**Goal**
Give the data again exactly as written, skipping any pictures.

**Task data**
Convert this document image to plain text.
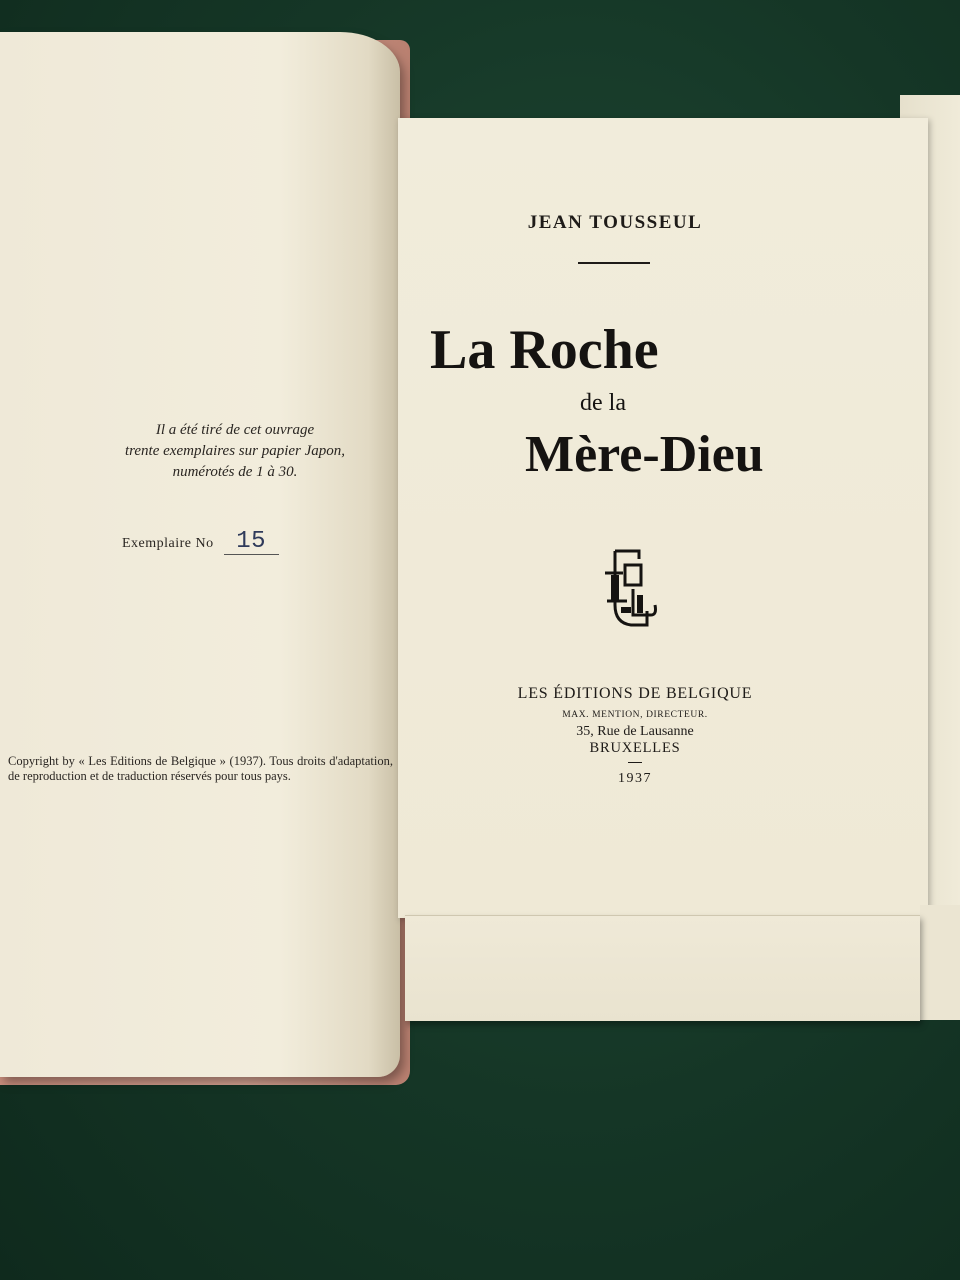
Il a été tiré de cet ouvrage
trente exemplaires sur papier Japon,
numérotés de 1 à 30.
Exemplaire No 15
Copyright by « Les Editions de Belgique » (1937). Tous droits d'adaptation, de reproduction et de traduction réservés pour tous pays.
JEAN TOUSSEUL
La Roche
de la
Mère-Dieu
LES ÉDITIONS DE BELGIQUE
MAX. MENTION, DIRECTEUR.
35, Rue de Lausanne
BRUXELLES
1937
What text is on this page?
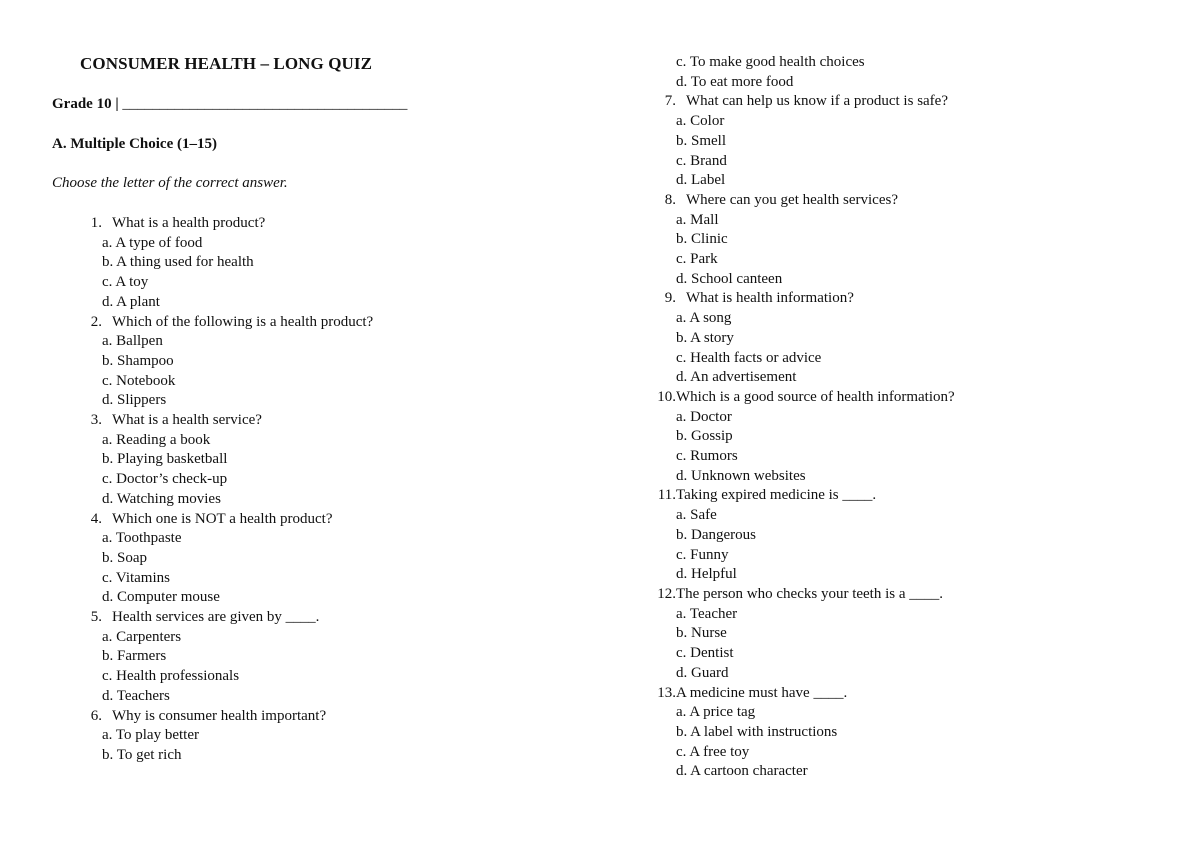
CONSUMER HEALTH – LONG QUIZ
Grade 10 | ______________________________________
A. Multiple Choice (1–15)
Choose the letter of the correct answer.
1. What is a health product?
a. A type of food
b. A thing used for health
c. A toy
d. A plant
2. Which of the following is a health product?
a. Ballpen
b. Shampoo
c. Notebook
d. Slippers
3. What is a health service?
a. Reading a book
b. Playing basketball
c. Doctor’s check-up
d. Watching movies
4. Which one is NOT a health product?
a. Toothpaste
b. Soap
c. Vitamins
d. Computer mouse
5. Health services are given by ____.
a. Carpenters
b. Farmers
c. Health professionals
d. Teachers
6. Why is consumer health important?
a. To play better
b. To get rich
c. To make good health choices
d. To eat more food
7. What can help us know if a product is safe?
a. Color
b. Smell
c. Brand
d. Label
8. Where can you get health services?
a. Mall
b. Clinic
c. Park
d. School canteen
9. What is health information?
a. A song
b. A story
c. Health facts or advice
d. An advertisement
10.Which is a good source of health information?
a. Doctor
b. Gossip
c. Rumors
d. Unknown websites
11.Taking expired medicine is ____.
a. Safe
b. Dangerous
c. Funny
d. Helpful
12.The person who checks your teeth is a ____.
a. Teacher
b. Nurse
c. Dentist
d. Guard
13.A medicine must have ____.
a. A price tag
b. A label with instructions
c. A free toy
d. A cartoon character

**Finished task**
Convert this document image to plain text.
Il a été tiré de cet ouvrage
trente exemplaires sur papier Japon,
numérotés de 1 à 30.
Exemplaire No 15
Copyright by « Les Editions de Belgique » (1937). Tous droits d'adaptation, de reproduction et de traduction réservés pour tous pays.
JEAN TOUSSEUL
La Roche
de la
Mère-Dieu
LES ÉDITIONS DE BELGIQUE
MAX. MENTION, DIRECTEUR.
35, Rue de Lausanne
BRUXELLES
1937
What text is on this page?
CONSUMER HEALTH – LONG QUIZ
Grade 10 | ______________________________________
A. Multiple Choice (1–15)
Choose the letter of the correct answer.
1. What is a health product?
a. A type of food
b. A thing used for health
c. A toy
d. A plant
2. Which of the following is a health product?
a. Ballpen
b. Shampoo
c. Notebook
d. Slippers
3. What is a health service?
a. Reading a book
b. Playing basketball
c. Doctor’s check-up
d. Watching movies
4. Which one is NOT a health product?
a. Toothpaste
b. Soap
c. Vitamins
d. Computer mouse
5. Health services are given by ____.
a. Carpenters
b. Farmers
c. Health professionals
d. Teachers
6. Why is consumer health important?
a. To play better
b. To get rich
c. To make good health choices
d. To eat more food
7. What can help us know if a product is safe?
a. Color
b. Smell
c. Brand
d. Label
8. Where can you get health services?
a. Mall
b. Clinic
c. Park
d. School canteen
9. What is health information?
a. A song
b. A story
c. Health facts or advice
d. An advertisement
10.Which is a good source of health information?
a. Doctor
b. Gossip
c. Rumors
d. Unknown websites
11.Taking expired medicine is ____.
a. Safe
b. Dangerous
c. Funny
d. Helpful
12.The person who checks your teeth is a ____.
a. Teacher
b. Nurse
c. Dentist
d. Guard
13.A medicine must have ____.
a. A price tag
b. A label with instructions
c. A free toy
d. A cartoon character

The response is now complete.